(Brief)
Beneath this sentence is a set of records; write each of them out exactly.

· · · · ·

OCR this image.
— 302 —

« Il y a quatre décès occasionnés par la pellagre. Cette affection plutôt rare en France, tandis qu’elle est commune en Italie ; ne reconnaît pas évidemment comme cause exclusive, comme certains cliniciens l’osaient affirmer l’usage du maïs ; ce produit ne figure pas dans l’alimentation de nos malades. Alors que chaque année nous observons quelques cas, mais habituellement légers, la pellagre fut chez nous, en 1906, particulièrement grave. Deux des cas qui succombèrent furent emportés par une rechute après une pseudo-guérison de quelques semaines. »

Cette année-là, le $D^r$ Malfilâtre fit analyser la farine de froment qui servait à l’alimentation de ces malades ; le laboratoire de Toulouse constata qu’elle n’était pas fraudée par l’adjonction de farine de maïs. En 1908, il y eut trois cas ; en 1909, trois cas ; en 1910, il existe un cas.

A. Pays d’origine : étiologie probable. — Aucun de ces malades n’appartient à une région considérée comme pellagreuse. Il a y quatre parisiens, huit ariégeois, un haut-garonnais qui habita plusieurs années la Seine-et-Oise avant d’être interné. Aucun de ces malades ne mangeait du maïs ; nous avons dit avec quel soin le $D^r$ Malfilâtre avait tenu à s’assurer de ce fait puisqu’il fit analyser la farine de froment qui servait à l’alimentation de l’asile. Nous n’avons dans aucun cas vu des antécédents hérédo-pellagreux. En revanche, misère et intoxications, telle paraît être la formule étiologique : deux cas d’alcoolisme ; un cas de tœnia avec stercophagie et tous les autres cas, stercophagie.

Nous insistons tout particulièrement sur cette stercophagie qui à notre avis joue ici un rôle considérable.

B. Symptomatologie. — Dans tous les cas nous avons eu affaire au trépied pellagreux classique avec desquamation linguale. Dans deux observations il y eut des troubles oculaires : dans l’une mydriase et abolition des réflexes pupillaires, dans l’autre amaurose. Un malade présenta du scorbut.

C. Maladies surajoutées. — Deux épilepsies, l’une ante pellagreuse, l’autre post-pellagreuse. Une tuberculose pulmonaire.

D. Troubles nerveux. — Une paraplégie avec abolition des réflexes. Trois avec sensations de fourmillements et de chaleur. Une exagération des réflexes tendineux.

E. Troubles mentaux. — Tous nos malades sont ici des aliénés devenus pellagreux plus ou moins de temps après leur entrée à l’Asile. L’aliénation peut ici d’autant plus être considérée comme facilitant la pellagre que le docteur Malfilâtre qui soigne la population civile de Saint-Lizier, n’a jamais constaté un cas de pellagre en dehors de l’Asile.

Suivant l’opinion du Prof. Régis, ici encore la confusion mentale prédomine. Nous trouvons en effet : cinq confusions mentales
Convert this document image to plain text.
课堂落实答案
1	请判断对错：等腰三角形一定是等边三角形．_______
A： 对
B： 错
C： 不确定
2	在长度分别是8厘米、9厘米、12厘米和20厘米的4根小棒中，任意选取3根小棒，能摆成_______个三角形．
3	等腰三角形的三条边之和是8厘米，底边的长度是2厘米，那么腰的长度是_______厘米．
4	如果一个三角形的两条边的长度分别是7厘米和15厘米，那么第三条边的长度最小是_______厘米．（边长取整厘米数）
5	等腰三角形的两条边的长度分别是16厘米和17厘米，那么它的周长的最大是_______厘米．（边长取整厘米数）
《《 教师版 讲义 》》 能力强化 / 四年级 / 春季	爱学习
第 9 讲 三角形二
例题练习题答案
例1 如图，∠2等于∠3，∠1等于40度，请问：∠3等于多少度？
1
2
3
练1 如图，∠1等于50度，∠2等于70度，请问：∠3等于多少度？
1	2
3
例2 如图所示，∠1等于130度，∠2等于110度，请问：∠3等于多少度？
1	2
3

· · · · ·

(Exercise output)
OCR this image.
— 302 —

« Il y a quatre décès occasionnés par la pellagre. Cette affection plutôt rare en France, tandis qu’elle est commune en Italie ; ne reconnaît pas évidemment comme cause exclusive, comme certains cliniciens l’osaient affirmer l’usage du maïs ; ce produit ne figure pas dans l’alimentation de nos malades. Alors que chaque année nous observons quelques cas, mais habituellement légers, la pellagre fut chez nous, en 1906, particulièrement grave. Deux des cas qui succombèrent furent emportés par une rechute après une pseudo-guérison de quelques semaines. »

Cette année-là, le $D^r$ Malfilâtre fit analyser la farine de froment qui servait à l’alimentation de ces malades ; le laboratoire de Toulouse constata qu’elle n’était pas fraudée par l’adjonction de farine de maïs. En 1908, il y eut trois cas ; en 1909, trois cas ; en 1910, il existe un cas.

A. Pays d’origine : étiologie probable. — Aucun de ces malades n’appartient à une région considérée comme pellagreuse. Il a y quatre parisiens, huit ariégeois, un haut-garonnais qui habita plusieurs années la Seine-et-Oise avant d’être interné. Aucun de ces malades ne mangeait du maïs ; nous avons dit avec quel soin le $D^r$ Malfilâtre avait tenu à s’assurer de ce fait puisqu’il fit analyser la farine de froment qui servait à l’alimentation de l’asile. Nous n’avons dans aucun cas vu des antécédents hérédo-pellagreux. En revanche, misère et intoxications, telle paraît être la formule étiologique : deux cas d’alcoolisme ; un cas de tœnia avec stercophagie et tous les autres cas, stercophagie.

Nous insistons tout particulièrement sur cette stercophagie qui à notre avis joue ici un rôle considérable.

B. Symptomatologie. — Dans tous les cas nous avons eu affaire au trépied pellagreux classique avec desquamation linguale. Dans deux observations il y eut des troubles oculaires : dans l’une mydriase et abolition des réflexes pupillaires, dans l’autre amaurose. Un malade présenta du scorbut.

C. Maladies surajoutées. — Deux épilepsies, l’une ante pellagreuse, l’autre post-pellagreuse. Une tuberculose pulmonaire.

D. Troubles nerveux. — Une paraplégie avec abolition des réflexes. Trois avec sensations de fourmillements et de chaleur. Une exagération des réflexes tendineux.

E. Troubles mentaux. — Tous nos malades sont ici des aliénés devenus pellagreux plus ou moins de temps après leur entrée à l’Asile. L’aliénation peut ici d’autant plus être considérée comme facilitant la pellagre que le docteur Malfilâtre qui soigne la population civile de Saint-Lizier, n’a jamais constaté un cas de pellagre en dehors de l’Asile.

Suivant l’opinion du Prof. Régis, ici encore la confusion mentale prédomine. Nous trouvons en effet : cinq confusions mentales
Convert this document image to plain text.
课堂落实答案
1	请判断对错：等腰三角形一定是等边三角形．_______
A： 对
B： 错
C： 不确定
2	在长度分别是8厘米、9厘米、12厘米和20厘米的4根小棒中，任意选取3根小棒，能摆成_______个三角形．
3	等腰三角形的三条边之和是8厘米，底边的长度是2厘米，那么腰的长度是_______厘米．
4	如果一个三角形的两条边的长度分别是7厘米和15厘米，那么第三条边的长度最小是_______厘米．（边长取整厘米数）
5	等腰三角形的两条边的长度分别是16厘米和17厘米，那么它的周长的最大是_______厘米．（边长取整厘米数）
《《 教师版 讲义 》》 能力强化 / 四年级 / 春季	爱学习
第 9 讲 三角形二
例题练习题答案
例1 如图，∠2等于∠3，∠1等于40度，请问：∠3等于多少度？
1
2
3
练1 如图，∠1等于50度，∠2等于70度，请问：∠3等于多少度？
1	2
3
例2 如图所示，∠1等于130度，∠2等于110度，请问：∠3等于多少度？
1	2
3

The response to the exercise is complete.